WHAT IS BEING ASKED - Give back the full material, exactly as it reads.

ITEMS -

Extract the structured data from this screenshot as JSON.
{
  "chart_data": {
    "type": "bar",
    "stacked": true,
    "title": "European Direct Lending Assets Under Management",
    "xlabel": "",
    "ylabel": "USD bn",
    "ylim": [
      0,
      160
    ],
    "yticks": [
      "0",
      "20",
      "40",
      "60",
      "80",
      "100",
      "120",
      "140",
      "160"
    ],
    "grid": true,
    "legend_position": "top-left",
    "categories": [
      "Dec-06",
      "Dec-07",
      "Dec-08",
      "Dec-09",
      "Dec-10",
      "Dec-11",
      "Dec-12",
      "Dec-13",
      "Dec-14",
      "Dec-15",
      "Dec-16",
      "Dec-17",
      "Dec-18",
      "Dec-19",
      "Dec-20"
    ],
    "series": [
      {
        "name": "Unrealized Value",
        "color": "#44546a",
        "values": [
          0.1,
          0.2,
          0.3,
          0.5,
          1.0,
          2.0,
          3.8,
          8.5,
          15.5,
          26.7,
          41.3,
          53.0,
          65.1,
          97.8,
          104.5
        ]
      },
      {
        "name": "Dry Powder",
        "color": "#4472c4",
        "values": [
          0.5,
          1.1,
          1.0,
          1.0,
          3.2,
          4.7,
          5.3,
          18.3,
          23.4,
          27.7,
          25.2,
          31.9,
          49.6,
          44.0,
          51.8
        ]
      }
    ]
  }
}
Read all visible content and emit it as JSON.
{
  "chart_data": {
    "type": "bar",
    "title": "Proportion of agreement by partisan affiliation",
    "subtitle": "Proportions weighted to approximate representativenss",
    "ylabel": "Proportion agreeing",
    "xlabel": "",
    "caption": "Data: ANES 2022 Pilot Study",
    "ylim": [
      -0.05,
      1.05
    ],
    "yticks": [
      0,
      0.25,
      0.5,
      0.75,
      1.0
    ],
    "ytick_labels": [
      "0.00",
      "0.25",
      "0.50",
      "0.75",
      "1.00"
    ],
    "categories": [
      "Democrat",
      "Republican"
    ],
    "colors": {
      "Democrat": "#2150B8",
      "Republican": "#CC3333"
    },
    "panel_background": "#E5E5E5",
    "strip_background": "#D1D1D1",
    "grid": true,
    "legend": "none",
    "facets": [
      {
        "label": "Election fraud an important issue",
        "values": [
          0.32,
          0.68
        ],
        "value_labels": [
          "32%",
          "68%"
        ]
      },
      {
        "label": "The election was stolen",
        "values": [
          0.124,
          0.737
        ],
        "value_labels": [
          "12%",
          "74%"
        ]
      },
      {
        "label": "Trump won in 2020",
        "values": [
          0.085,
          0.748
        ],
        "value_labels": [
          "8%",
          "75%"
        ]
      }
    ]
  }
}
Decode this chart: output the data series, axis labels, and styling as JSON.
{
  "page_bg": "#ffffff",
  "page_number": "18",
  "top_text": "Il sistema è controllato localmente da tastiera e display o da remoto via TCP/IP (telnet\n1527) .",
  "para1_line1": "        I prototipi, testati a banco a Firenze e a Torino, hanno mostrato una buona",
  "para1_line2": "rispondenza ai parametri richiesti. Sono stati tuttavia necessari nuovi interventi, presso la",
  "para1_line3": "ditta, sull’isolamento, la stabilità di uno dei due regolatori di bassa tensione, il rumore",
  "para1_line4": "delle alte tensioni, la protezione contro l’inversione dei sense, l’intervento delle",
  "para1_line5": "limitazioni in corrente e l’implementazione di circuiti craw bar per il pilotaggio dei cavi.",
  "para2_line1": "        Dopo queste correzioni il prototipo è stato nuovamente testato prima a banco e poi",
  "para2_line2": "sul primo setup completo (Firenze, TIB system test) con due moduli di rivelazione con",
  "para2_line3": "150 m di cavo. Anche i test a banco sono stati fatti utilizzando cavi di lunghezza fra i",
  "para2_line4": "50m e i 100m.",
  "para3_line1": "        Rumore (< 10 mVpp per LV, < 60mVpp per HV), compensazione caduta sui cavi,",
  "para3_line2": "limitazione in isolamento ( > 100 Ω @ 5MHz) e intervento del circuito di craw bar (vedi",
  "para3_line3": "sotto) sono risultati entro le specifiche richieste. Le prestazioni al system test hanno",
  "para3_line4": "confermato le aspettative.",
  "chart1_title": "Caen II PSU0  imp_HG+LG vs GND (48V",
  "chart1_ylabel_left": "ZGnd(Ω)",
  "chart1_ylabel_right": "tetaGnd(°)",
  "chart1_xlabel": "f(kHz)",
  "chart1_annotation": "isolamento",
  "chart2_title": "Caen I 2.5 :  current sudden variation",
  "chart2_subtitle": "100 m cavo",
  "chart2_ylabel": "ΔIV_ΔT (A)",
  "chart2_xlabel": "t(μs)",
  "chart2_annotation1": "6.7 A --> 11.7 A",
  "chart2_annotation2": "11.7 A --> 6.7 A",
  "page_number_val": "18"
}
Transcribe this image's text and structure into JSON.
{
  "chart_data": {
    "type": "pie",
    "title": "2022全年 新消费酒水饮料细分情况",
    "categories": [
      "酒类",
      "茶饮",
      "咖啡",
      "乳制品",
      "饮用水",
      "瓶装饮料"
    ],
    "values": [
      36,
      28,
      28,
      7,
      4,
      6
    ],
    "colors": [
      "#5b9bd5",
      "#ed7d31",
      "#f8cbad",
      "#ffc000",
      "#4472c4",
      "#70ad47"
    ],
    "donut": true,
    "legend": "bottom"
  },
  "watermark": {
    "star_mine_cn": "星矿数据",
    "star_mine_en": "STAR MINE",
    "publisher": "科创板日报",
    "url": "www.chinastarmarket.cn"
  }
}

OUTPUT FOR THIS EXERCISE -
Extract the structured data from this screenshot as JSON.
{
  "chart_data": {
    "type": "bar",
    "stacked": true,
    "title": "European Direct Lending Assets Under Management",
    "xlabel": "",
    "ylabel": "USD bn",
    "ylim": [
      0,
      160
    ],
    "yticks": [
      "0",
      "20",
      "40",
      "60",
      "80",
      "100",
      "120",
      "140",
      "160"
    ],
    "grid": true,
    "legend_position": "top-left",
    "categories": [
      "Dec-06",
      "Dec-07",
      "Dec-08",
      "Dec-09",
      "Dec-10",
      "Dec-11",
      "Dec-12",
      "Dec-13",
      "Dec-14",
      "Dec-15",
      "Dec-16",
      "Dec-17",
      "Dec-18",
      "Dec-19",
      "Dec-20"
    ],
    "series": [
      {
        "name": "Unrealized Value",
        "color": "#44546a",
        "values": [
          0.1,
          0.2,
          0.3,
          0.5,
          1.0,
          2.0,
          3.8,
          8.5,
          15.5,
          26.7,
          41.3,
          53.0,
          65.1,
          97.8,
          104.5
        ]
      },
      {
        "name": "Dry Powder",
        "color": "#4472c4",
        "values": [
          0.5,
          1.1,
          1.0,
          1.0,
          3.2,
          4.7,
          5.3,
          18.3,
          23.4,
          27.7,
          25.2,
          31.9,
          49.6,
          44.0,
          51.8
        ]
      }
    ]
  }
}
Read all visible content and emit it as JSON.
{
  "chart_data": {
    "type": "bar",
    "title": "Proportion of agreement by partisan affiliation",
    "subtitle": "Proportions weighted to approximate representativenss",
    "ylabel": "Proportion agreeing",
    "xlabel": "",
    "caption": "Data: ANES 2022 Pilot Study",
    "ylim": [
      -0.05,
      1.05
    ],
    "yticks": [
      0,
      0.25,
      0.5,
      0.75,
      1.0
    ],
    "ytick_labels": [
      "0.00",
      "0.25",
      "0.50",
      "0.75",
      "1.00"
    ],
    "categories": [
      "Democrat",
      "Republican"
    ],
    "colors": {
      "Democrat": "#2150B8",
      "Republican": "#CC3333"
    },
    "panel_background": "#E5E5E5",
    "strip_background": "#D1D1D1",
    "grid": true,
    "legend": "none",
    "facets": [
      {
        "label": "Election fraud an important issue",
        "values": [
          0.32,
          0.68
        ],
        "value_labels": [
          "32%",
          "68%"
        ]
      },
      {
        "label": "The election was stolen",
        "values": [
          0.124,
          0.737
        ],
        "value_labels": [
          "12%",
          "74%"
        ]
      },
      {
        "label": "Trump won in 2020",
        "values": [
          0.085,
          0.748
        ],
        "value_labels": [
          "8%",
          "75%"
        ]
      }
    ]
  }
}
Decode this chart: output the data series, axis labels, and styling as JSON.
{
  "page_bg": "#ffffff",
  "page_number": "18",
  "top_text": "Il sistema è controllato localmente da tastiera e display o da remoto via TCP/IP (telnet\n1527) .",
  "para1_line1": "        I prototipi, testati a banco a Firenze e a Torino, hanno mostrato una buona",
  "para1_line2": "rispondenza ai parametri richiesti. Sono stati tuttavia necessari nuovi interventi, presso la",
  "para1_line3": "ditta, sull’isolamento, la stabilità di uno dei due regolatori di bassa tensione, il rumore",
  "para1_line4": "delle alte tensioni, la protezione contro l’inversione dei sense, l’intervento delle",
  "para1_line5": "limitazioni in corrente e l’implementazione di circuiti craw bar per il pilotaggio dei cavi.",
  "para2_line1": "        Dopo queste correzioni il prototipo è stato nuovamente testato prima a banco e poi",
  "para2_line2": "sul primo setup completo (Firenze, TIB system test) con due moduli di rivelazione con",
  "para2_line3": "150 m di cavo. Anche i test a banco sono stati fatti utilizzando cavi di lunghezza fra i",
  "para2_line4": "50m e i 100m.",
  "para3_line1": "        Rumore (< 10 mVpp per LV, < 60mVpp per HV), compensazione caduta sui cavi,",
  "para3_line2": "limitazione in isolamento ( > 100 Ω @ 5MHz) e intervento del circuito di craw bar (vedi",
  "para3_line3": "sotto) sono risultati entro le specifiche richieste. Le prestazioni al system test hanno",
  "para3_line4": "confermato le aspettative.",
  "chart1_title": "Caen II PSU0  imp_HG+LG vs GND (48V",
  "chart1_ylabel_left": "ZGnd(Ω)",
  "chart1_ylabel_right": "tetaGnd(°)",
  "chart1_xlabel": "f(kHz)",
  "chart1_annotation": "isolamento",
  "chart2_title": "Caen I 2.5 :  current sudden variation",
  "chart2_subtitle": "100 m cavo",
  "chart2_ylabel": "ΔIV_ΔT (A)",
  "chart2_xlabel": "t(μs)",
  "chart2_annotation1": "6.7 A --> 11.7 A",
  "chart2_annotation2": "11.7 A --> 6.7 A",
  "page_number_val": "18"
}
Transcribe this image's text and structure into JSON.
{
  "chart_data": {
    "type": "pie",
    "title": "2022全年 新消费酒水饮料细分情况",
    "categories": [
      "酒类",
      "茶饮",
      "咖啡",
      "乳制品",
      "饮用水",
      "瓶装饮料"
    ],
    "values": [
      36,
      28,
      28,
      7,
      4,
      6
    ],
    "colors": [
      "#5b9bd5",
      "#ed7d31",
      "#f8cbad",
      "#ffc000",
      "#4472c4",
      "#70ad47"
    ],
    "donut": true,
    "legend": "bottom"
  },
  "watermark": {
    "star_mine_cn": "星矿数据",
    "star_mine_en": "STAR MINE",
    "publisher": "科创板日报",
    "url": "www.chinastarmarket.cn"
  }
}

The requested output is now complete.